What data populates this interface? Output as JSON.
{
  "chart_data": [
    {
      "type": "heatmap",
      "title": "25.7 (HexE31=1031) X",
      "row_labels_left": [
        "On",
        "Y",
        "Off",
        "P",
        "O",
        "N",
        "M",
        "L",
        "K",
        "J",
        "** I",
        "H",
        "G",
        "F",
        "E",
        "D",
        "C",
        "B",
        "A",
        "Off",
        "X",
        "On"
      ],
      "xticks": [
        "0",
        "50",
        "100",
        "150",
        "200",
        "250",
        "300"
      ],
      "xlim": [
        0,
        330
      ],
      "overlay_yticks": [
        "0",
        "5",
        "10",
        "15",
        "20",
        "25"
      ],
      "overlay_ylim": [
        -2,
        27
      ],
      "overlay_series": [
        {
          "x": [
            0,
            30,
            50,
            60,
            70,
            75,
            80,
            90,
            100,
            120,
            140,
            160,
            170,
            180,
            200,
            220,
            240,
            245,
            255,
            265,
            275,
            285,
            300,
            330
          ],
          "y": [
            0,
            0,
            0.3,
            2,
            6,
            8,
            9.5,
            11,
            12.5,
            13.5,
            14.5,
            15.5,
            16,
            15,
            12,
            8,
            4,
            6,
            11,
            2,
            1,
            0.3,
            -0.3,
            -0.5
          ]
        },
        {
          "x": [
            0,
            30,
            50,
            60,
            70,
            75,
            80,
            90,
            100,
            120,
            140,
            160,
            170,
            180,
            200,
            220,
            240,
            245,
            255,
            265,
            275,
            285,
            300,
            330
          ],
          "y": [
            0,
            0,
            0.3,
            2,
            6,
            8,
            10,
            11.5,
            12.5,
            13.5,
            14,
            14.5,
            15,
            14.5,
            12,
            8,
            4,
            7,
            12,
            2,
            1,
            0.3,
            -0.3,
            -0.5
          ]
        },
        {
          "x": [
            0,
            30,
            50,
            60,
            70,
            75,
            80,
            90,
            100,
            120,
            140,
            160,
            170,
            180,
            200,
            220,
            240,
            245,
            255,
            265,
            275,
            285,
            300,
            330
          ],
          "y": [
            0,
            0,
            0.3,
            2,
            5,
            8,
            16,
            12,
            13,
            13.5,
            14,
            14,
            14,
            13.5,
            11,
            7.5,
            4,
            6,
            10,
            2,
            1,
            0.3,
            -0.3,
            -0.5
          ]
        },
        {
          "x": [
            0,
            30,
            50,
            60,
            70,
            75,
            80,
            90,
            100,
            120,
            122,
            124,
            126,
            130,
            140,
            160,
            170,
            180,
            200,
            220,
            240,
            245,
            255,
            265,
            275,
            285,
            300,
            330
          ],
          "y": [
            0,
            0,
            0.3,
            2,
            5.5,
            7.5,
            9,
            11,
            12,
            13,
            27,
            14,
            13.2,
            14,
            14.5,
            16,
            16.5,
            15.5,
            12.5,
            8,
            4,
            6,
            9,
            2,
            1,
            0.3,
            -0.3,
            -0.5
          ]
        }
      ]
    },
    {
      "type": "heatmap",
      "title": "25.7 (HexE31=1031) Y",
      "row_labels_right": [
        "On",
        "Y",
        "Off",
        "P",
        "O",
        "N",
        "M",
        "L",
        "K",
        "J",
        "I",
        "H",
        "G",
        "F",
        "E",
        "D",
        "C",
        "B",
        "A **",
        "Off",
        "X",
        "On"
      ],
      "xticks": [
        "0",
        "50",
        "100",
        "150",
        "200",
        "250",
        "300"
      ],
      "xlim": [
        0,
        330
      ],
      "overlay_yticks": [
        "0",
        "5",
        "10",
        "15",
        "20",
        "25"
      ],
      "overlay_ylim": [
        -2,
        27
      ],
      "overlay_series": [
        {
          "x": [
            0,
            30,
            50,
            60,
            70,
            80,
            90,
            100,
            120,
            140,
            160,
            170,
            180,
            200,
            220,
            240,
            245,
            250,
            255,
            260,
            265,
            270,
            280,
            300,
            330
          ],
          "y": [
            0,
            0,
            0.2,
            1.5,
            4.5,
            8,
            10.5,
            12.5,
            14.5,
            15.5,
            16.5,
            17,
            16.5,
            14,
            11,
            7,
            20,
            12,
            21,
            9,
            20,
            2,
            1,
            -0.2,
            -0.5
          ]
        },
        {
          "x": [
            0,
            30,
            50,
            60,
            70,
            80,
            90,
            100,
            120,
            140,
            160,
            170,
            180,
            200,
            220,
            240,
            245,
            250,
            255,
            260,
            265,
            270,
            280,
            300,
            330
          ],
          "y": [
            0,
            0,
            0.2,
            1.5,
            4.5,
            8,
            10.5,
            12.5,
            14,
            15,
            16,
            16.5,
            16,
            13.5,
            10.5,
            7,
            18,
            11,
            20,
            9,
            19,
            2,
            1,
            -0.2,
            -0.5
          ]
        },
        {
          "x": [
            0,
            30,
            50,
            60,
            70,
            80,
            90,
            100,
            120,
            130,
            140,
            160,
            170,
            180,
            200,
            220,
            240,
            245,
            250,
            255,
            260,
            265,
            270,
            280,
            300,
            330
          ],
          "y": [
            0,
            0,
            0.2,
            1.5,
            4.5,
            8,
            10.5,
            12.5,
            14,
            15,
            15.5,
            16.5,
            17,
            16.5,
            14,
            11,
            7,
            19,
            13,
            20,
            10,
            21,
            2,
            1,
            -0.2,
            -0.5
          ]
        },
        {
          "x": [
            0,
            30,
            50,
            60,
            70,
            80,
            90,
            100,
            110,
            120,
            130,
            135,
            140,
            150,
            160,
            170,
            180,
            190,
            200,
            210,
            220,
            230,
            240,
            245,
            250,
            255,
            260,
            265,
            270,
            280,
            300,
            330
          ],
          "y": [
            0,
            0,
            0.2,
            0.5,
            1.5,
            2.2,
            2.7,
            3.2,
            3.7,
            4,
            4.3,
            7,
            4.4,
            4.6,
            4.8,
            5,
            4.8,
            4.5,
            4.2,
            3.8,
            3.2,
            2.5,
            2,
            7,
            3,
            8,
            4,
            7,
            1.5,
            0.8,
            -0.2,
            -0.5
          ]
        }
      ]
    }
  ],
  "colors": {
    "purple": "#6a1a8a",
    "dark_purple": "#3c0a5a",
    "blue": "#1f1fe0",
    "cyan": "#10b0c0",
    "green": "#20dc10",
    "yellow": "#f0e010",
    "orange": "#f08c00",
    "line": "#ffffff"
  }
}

◆ ◆ ◆ ◆ ◆

All of the data shown above must be copied exactly.

What data populates this interface? Output as JSON.
{
  "chart_data": [
    {
      "type": "heatmap",
      "title": "25.7 (HexE31=1031) X",
      "row_labels_left": [
        "On",
        "Y",
        "Off",
        "P",
        "O",
        "N",
        "M",
        "L",
        "K",
        "J",
        "** I",
        "H",
        "G",
        "F",
        "E",
        "D",
        "C",
        "B",
        "A",
        "Off",
        "X",
        "On"
      ],
      "xticks": [
        "0",
        "50",
        "100",
        "150",
        "200",
        "250",
        "300"
      ],
      "xlim": [
        0,
        330
      ],
      "overlay_yticks": [
        "0",
        "5",
        "10",
        "15",
        "20",
        "25"
      ],
      "overlay_ylim": [
        -2,
        27
      ],
      "overlay_series": [
        {
          "x": [
            0,
            30,
            50,
            60,
            70,
            75,
            80,
            90,
            100,
            120,
            140,
            160,
            170,
            180,
            200,
            220,
            240,
            245,
            255,
            265,
            275,
            285,
            300,
            330
          ],
          "y": [
            0,
            0,
            0.3,
            2,
            6,
            8,
            9.5,
            11,
            12.5,
            13.5,
            14.5,
            15.5,
            16,
            15,
            12,
            8,
            4,
            6,
            11,
            2,
            1,
            0.3,
            -0.3,
            -0.5
          ]
        },
        {
          "x": [
            0,
            30,
            50,
            60,
            70,
            75,
            80,
            90,
            100,
            120,
            140,
            160,
            170,
            180,
            200,
            220,
            240,
            245,
            255,
            265,
            275,
            285,
            300,
            330
          ],
          "y": [
            0,
            0,
            0.3,
            2,
            6,
            8,
            10,
            11.5,
            12.5,
            13.5,
            14,
            14.5,
            15,
            14.5,
            12,
            8,
            4,
            7,
            12,
            2,
            1,
            0.3,
            -0.3,
            -0.5
          ]
        },
        {
          "x": [
            0,
            30,
            50,
            60,
            70,
            75,
            80,
            90,
            100,
            120,
            140,
            160,
            170,
            180,
            200,
            220,
            240,
            245,
            255,
            265,
            275,
            285,
            300,
            330
          ],
          "y": [
            0,
            0,
            0.3,
            2,
            5,
            8,
            16,
            12,
            13,
            13.5,
            14,
            14,
            14,
            13.5,
            11,
            7.5,
            4,
            6,
            10,
            2,
            1,
            0.3,
            -0.3,
            -0.5
          ]
        },
        {
          "x": [
            0,
            30,
            50,
            60,
            70,
            75,
            80,
            90,
            100,
            120,
            122,
            124,
            126,
            130,
            140,
            160,
            170,
            180,
            200,
            220,
            240,
            245,
            255,
            265,
            275,
            285,
            300,
            330
          ],
          "y": [
            0,
            0,
            0.3,
            2,
            5.5,
            7.5,
            9,
            11,
            12,
            13,
            27,
            14,
            13.2,
            14,
            14.5,
            16,
            16.5,
            15.5,
            12.5,
            8,
            4,
            6,
            9,
            2,
            1,
            0.3,
            -0.3,
            -0.5
          ]
        }
      ]
    },
    {
      "type": "heatmap",
      "title": "25.7 (HexE31=1031) Y",
      "row_labels_right": [
        "On",
        "Y",
        "Off",
        "P",
        "O",
        "N",
        "M",
        "L",
        "K",
        "J",
        "I",
        "H",
        "G",
        "F",
        "E",
        "D",
        "C",
        "B",
        "A **",
        "Off",
        "X",
        "On"
      ],
      "xticks": [
        "0",
        "50",
        "100",
        "150",
        "200",
        "250",
        "300"
      ],
      "xlim": [
        0,
        330
      ],
      "overlay_yticks": [
        "0",
        "5",
        "10",
        "15",
        "20",
        "25"
      ],
      "overlay_ylim": [
        -2,
        27
      ],
      "overlay_series": [
        {
          "x": [
            0,
            30,
            50,
            60,
            70,
            80,
            90,
            100,
            120,
            140,
            160,
            170,
            180,
            200,
            220,
            240,
            245,
            250,
            255,
            260,
            265,
            270,
            280,
            300,
            330
          ],
          "y": [
            0,
            0,
            0.2,
            1.5,
            4.5,
            8,
            10.5,
            12.5,
            14.5,
            15.5,
            16.5,
            17,
            16.5,
            14,
            11,
            7,
            20,
            12,
            21,
            9,
            20,
            2,
            1,
            -0.2,
            -0.5
          ]
        },
        {
          "x": [
            0,
            30,
            50,
            60,
            70,
            80,
            90,
            100,
            120,
            140,
            160,
            170,
            180,
            200,
            220,
            240,
            245,
            250,
            255,
            260,
            265,
            270,
            280,
            300,
            330
          ],
          "y": [
            0,
            0,
            0.2,
            1.5,
            4.5,
            8,
            10.5,
            12.5,
            14,
            15,
            16,
            16.5,
            16,
            13.5,
            10.5,
            7,
            18,
            11,
            20,
            9,
            19,
            2,
            1,
            -0.2,
            -0.5
          ]
        },
        {
          "x": [
            0,
            30,
            50,
            60,
            70,
            80,
            90,
            100,
            120,
            130,
            140,
            160,
            170,
            180,
            200,
            220,
            240,
            245,
            250,
            255,
            260,
            265,
            270,
            280,
            300,
            330
          ],
          "y": [
            0,
            0,
            0.2,
            1.5,
            4.5,
            8,
            10.5,
            12.5,
            14,
            15,
            15.5,
            16.5,
            17,
            16.5,
            14,
            11,
            7,
            19,
            13,
            20,
            10,
            21,
            2,
            1,
            -0.2,
            -0.5
          ]
        },
        {
          "x": [
            0,
            30,
            50,
            60,
            70,
            80,
            90,
            100,
            110,
            120,
            130,
            135,
            140,
            150,
            160,
            170,
            180,
            190,
            200,
            210,
            220,
            230,
            240,
            245,
            250,
            255,
            260,
            265,
            270,
            280,
            300,
            330
          ],
          "y": [
            0,
            0,
            0.2,
            0.5,
            1.5,
            2.2,
            2.7,
            3.2,
            3.7,
            4,
            4.3,
            7,
            4.4,
            4.6,
            4.8,
            5,
            4.8,
            4.5,
            4.2,
            3.8,
            3.2,
            2.5,
            2,
            7,
            3,
            8,
            4,
            7,
            1.5,
            0.8,
            -0.2,
            -0.5
          ]
        }
      ]
    }
  ],
  "colors": {
    "purple": "#6a1a8a",
    "dark_purple": "#3c0a5a",
    "blue": "#1f1fe0",
    "cyan": "#10b0c0",
    "green": "#20dc10",
    "yellow": "#f0e010",
    "orange": "#f08c00",
    "line": "#ffffff"
  }
}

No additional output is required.